:: INPUT MATERIAL
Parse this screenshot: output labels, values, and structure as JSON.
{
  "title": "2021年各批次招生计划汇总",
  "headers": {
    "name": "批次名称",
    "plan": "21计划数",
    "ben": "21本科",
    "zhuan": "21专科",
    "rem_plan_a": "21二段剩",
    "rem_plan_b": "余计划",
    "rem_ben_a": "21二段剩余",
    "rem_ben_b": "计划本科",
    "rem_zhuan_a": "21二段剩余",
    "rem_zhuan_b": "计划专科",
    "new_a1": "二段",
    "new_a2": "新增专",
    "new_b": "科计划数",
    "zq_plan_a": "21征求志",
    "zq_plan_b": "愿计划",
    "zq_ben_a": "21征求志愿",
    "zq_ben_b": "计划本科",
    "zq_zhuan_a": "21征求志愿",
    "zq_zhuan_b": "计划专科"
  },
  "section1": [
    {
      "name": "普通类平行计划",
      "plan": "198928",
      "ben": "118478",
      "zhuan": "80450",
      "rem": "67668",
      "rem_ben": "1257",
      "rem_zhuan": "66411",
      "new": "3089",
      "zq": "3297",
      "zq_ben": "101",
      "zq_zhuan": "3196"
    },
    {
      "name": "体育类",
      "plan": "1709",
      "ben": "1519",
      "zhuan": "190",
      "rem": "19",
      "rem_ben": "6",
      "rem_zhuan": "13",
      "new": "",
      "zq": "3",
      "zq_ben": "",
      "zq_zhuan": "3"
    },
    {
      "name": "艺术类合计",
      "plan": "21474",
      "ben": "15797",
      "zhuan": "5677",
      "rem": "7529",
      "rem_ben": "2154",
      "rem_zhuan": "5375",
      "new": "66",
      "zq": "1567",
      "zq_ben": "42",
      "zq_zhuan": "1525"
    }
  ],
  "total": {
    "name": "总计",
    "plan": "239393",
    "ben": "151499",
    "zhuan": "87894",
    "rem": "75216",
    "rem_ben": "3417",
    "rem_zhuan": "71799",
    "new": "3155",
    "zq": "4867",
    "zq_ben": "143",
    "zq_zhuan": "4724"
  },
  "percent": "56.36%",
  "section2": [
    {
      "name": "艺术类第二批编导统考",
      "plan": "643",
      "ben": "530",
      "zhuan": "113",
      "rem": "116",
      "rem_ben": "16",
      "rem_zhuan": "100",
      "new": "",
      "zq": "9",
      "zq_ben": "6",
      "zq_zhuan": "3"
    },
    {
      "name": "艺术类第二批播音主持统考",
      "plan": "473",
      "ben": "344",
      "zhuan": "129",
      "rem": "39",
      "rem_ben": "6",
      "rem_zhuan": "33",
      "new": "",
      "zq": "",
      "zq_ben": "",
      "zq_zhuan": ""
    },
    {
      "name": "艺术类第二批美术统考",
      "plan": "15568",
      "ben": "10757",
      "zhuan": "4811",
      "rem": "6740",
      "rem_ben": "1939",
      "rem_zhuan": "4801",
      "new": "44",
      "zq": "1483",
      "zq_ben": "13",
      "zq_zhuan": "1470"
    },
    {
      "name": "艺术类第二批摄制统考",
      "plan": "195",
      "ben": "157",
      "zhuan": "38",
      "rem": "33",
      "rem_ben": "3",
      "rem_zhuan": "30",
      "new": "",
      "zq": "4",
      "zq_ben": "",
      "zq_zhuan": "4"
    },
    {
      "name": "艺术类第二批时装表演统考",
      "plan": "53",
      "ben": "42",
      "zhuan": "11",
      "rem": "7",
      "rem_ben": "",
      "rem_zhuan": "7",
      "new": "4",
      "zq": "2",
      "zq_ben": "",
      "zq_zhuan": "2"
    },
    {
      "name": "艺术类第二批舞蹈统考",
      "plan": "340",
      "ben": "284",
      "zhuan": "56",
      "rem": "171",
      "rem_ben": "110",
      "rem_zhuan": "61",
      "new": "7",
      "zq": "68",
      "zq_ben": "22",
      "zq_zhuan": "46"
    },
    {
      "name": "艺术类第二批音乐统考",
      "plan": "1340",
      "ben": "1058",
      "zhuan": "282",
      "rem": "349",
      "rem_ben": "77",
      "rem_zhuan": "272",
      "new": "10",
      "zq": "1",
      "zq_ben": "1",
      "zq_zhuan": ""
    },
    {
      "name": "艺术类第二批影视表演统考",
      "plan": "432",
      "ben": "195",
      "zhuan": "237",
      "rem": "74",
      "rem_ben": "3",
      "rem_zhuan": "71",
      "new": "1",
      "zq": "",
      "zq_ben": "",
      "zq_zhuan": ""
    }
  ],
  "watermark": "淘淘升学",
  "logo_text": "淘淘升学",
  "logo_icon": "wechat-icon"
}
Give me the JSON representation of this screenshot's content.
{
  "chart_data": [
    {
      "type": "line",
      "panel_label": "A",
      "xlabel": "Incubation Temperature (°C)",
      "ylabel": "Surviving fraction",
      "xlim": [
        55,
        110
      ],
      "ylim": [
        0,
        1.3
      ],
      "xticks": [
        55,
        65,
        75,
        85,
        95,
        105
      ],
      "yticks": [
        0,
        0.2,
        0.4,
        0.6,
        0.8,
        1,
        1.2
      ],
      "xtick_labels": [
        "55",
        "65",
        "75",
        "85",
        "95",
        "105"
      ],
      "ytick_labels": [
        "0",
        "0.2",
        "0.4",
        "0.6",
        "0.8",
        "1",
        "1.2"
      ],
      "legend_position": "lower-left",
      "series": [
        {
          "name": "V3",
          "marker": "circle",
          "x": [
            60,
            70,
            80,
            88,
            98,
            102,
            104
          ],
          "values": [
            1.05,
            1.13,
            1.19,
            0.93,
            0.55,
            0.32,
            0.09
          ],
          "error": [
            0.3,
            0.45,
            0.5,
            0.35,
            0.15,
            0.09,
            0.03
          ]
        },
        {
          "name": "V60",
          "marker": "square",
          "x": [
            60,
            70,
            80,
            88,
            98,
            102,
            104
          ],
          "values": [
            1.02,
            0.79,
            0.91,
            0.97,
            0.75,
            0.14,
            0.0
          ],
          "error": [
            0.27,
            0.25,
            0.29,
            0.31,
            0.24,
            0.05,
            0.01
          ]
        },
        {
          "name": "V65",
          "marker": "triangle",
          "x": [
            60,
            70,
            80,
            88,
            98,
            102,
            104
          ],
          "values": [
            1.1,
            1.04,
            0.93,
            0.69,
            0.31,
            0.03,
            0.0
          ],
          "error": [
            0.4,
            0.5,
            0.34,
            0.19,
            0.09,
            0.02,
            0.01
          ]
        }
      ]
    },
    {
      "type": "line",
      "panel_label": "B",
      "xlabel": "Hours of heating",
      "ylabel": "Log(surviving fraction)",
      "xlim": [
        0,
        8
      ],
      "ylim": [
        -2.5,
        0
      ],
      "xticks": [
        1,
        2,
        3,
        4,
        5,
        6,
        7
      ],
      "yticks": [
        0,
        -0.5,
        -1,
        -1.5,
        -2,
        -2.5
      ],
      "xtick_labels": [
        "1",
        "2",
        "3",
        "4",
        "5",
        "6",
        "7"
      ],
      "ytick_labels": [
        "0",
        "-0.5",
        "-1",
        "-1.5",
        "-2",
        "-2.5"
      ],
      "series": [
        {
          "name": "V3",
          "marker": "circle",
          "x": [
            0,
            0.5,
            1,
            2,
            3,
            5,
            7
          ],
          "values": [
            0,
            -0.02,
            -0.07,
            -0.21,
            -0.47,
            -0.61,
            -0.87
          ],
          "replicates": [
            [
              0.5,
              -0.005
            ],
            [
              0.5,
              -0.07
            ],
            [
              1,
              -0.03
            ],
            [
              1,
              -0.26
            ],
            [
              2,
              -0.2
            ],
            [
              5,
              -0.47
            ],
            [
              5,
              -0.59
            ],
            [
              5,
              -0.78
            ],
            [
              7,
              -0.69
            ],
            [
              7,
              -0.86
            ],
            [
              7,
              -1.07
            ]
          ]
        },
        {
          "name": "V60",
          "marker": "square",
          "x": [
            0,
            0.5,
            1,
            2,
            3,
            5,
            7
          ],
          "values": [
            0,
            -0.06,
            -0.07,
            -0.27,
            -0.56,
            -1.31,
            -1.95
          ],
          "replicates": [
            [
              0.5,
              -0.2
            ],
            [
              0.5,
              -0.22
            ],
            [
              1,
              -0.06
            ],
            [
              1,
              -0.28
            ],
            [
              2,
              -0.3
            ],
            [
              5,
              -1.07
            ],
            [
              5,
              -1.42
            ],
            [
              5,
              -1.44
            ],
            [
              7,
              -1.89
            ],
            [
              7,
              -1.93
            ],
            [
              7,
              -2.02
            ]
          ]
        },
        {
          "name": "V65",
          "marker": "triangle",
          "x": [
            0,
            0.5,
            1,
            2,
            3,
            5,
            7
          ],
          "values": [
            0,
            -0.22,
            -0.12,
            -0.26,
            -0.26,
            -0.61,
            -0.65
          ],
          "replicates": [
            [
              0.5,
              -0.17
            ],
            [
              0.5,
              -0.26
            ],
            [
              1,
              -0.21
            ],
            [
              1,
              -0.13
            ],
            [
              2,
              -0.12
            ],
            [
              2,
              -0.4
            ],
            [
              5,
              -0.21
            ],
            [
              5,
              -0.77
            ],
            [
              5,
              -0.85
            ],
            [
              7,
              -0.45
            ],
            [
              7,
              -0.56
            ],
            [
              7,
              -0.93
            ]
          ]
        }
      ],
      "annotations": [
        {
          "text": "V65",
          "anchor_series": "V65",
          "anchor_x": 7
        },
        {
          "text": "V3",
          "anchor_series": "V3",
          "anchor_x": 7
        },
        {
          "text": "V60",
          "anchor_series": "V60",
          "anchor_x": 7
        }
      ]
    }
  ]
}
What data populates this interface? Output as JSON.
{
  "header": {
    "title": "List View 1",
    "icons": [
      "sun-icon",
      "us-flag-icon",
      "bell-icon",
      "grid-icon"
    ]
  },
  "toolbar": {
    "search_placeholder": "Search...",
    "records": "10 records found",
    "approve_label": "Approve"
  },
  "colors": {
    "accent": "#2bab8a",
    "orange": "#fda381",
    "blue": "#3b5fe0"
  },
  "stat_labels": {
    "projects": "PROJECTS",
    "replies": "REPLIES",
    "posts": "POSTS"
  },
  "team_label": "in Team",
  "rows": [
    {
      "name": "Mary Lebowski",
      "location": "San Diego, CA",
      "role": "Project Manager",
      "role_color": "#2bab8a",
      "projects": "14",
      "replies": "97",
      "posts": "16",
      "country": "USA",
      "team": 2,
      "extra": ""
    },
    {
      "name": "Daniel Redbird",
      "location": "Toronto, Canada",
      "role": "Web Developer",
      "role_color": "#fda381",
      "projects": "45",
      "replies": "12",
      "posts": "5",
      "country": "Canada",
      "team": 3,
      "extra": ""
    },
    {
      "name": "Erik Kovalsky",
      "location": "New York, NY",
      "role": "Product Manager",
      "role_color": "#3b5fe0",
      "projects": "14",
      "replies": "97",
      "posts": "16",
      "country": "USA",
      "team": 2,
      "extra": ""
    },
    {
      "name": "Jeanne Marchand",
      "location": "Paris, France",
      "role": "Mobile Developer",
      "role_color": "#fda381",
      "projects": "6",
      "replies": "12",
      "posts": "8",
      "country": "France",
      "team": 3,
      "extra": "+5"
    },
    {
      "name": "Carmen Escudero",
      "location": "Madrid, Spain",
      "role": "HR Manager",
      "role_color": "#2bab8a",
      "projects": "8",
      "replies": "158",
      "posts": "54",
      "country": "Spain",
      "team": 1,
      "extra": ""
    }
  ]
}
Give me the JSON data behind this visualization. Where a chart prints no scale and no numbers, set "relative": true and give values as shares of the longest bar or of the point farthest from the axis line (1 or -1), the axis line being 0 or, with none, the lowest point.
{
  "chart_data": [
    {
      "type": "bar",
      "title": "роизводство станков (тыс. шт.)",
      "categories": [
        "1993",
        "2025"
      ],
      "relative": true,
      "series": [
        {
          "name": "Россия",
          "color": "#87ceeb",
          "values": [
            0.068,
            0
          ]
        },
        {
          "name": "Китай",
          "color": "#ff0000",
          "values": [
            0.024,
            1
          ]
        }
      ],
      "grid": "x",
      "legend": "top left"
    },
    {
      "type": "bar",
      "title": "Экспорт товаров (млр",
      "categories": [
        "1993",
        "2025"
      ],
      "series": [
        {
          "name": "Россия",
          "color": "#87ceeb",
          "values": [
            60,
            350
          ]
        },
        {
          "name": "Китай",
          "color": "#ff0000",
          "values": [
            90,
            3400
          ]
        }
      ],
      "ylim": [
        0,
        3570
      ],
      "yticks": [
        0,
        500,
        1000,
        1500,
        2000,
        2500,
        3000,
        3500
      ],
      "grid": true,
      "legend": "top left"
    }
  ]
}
::::
Pick out the lines containing the word "France" and show them.

      "location": "Paris, France",
      "country": "France",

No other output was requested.